TASKS TO COMPLETE:
**1)** Please decide whether each statement agrees with the text on Fannie Roots' House, answering yes or no and quoting the deciding words: (a) The house had running water. (b) George Payne worked as a plasterer. (c) Structural restoration began in 2008.
**2)** Return everything in the text on Fannie Roots' House from "Ludecker has headed-up" down to "the samples found.", word for word.
**3)** Resume the text on Fannie Roots' House from where it stops.

TEXT SHOWN:
----------------------------------------

On November 9, 2014, staff at Gari Melchers Home & Studio first opened the doors of a small vernacular building to the public, an event marking many years of dedicated work.1 Located next to Belmont, in Falmouth Virginia, and known locally as “Fannie Roots’ House,” it is a rare example of a post-civil war worker’s cottage. While its core elements date to the 1880s, the house as it stands today with the garden and outbuildings retains many reminders of life-long resident Fannie Roots (1914-2004).
Though named for Roots, its earliest known occupants were George and Sallie Payne. George Payne was a plasterer, and examples of his work survive in the oldest sections of the house. The original building consisted of the two-room, gable roofed front section, while a shed addition on the back contained the kitchen, and an unfinished room in the attic served as sleeping space.
In 1912 the structure was purchased by Willie Roots, an African American laborer who did occasional work for the well-known painter Gari Melchers and his wife Corinne, owners of the neighboring Belmont estate.2 It was under Roots family ownership, in turn, that the dwelling was enlarged to its current appearance. Roots’ daughter Fannie, who became a well-known citizen of Stafford County and a civil rights activist, was born in the house and lived there her entire life. The building did not have running water, so Roots always relied on bucket-drawn well water and an outhouse. There was electricity for lights and a telephone, but she used a wood stove for cooking and oil stove for heating.
Structural restoration began in 2008 when Belmont became the steward of the property. The condition of the house had declined steadily during the final years of Fannie Roots’ life, and the interceding four years had witnessed even greater deterioration. Heading up the project from the outset has been Belmont cultural resource manager (co-author of this article and longtime SGHS member), Beate Jensen, and fellow staff member David Ludecker. David Berreth, director at Belmont, also saw the importance of saving the house and grounds, but funding, as is usual at historic sites, was lacking. It thus became their task to gain support from private citizens, businesses, and volunteers.3 That backing has come not only in the form of cash donations and on-site labor but also in such other valuable contributions as logs which were sawn at Belmont with a portable sawmill.
Ludecker has headed-up the extensive hands-on effort to include structural, siding, and roof restoration, as well as a complete exterior repainting.4 As was a common in the post-Civil War era, the house was built with materials borrowed from other structures. Wherever possible these materials have been saved. Where this could not be achieved, every effort has been made to replicate both materials and workmanship.5 The finishing exterior restoration touch has been to cover the roof with a true terne metal standing seam roof. This material was chosen upon finding remnants of an original terne roof. It will be painted red to match the samples found.

----------------------------------------

DATASET SECTION:
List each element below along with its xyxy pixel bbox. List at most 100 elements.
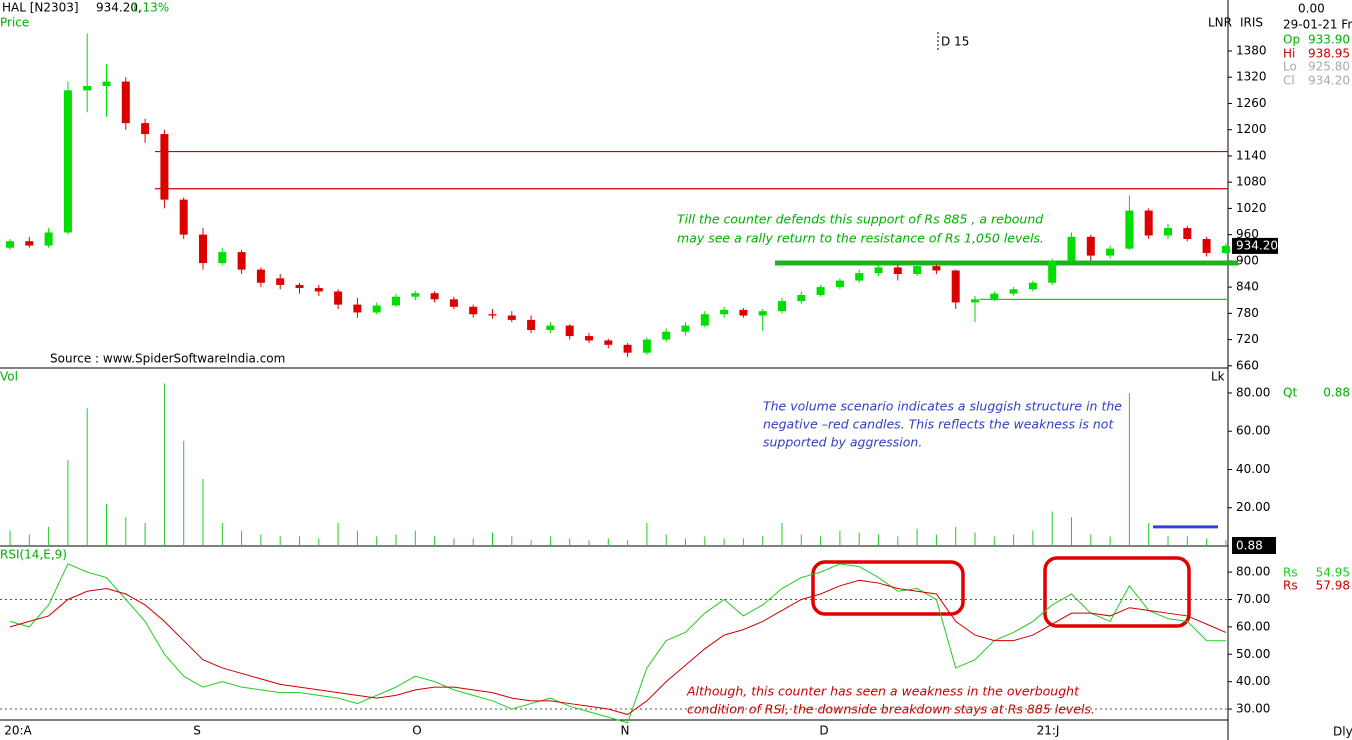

----------------------------------------

PER-TASK OUTPUTS:
**1)**
(a) No: "The building did not have running water"
(b) Yes: "George Payne was a plasterer"
(c) Yes: "Structural restoration began in 2008"

**2)**
Ludecker has headed-up the extensive hands-on effort to include structural, siding, and roof restoration, as well as a complete exterior repainting.4 As was a common in the post-Civil War era, the house was built with materials borrowed from other structures. Wherever possible these materials have been saved. Where this could not be achieved, every effort has been made to replicate both materials and workmanship.5 The finishing exterior restoration touch has been to cover the roof with a true terne metal standing seam roof. This material was chosen upon finding remnants of an original terne roof. It will be painted red to match the samples found.

**3)**
Fannie Roots’ garden and the grounds surrounding her home tell an equally important story, and their restoration and interpretation will continue to be central to the Belmont mission there. The wire hoop fence demonstrates that such work has already begun. In 2008 large elements remained of such fencing that once separated the house from busy Washington Street. (See 2008 image.) In two subsequent incidents, however, it was effectively ruined by vehicles veering into it from that street. This fence form is not readily available today, but Jensen was able to locate a Texas source to find the lengths required. Now installed (see illustration), it only awaits the arrival of spring to receive a coat of white paint matching the original. Likewise, stones that kept chickens from escaping the yard will be placed back under the fence. The Jensen-Ludecker team has also restored Fannie Roots’ white gate which features an arbor fashioned from rebar. Surviving atop that arbor is her Dorothy Perkins rose, which long provided a warm welcome to Roots’ visitors. (Note her tiny gate bell.) Also surviving about the house are privet bushes, a Rose of Sharon, a lilac, and orange daylilies.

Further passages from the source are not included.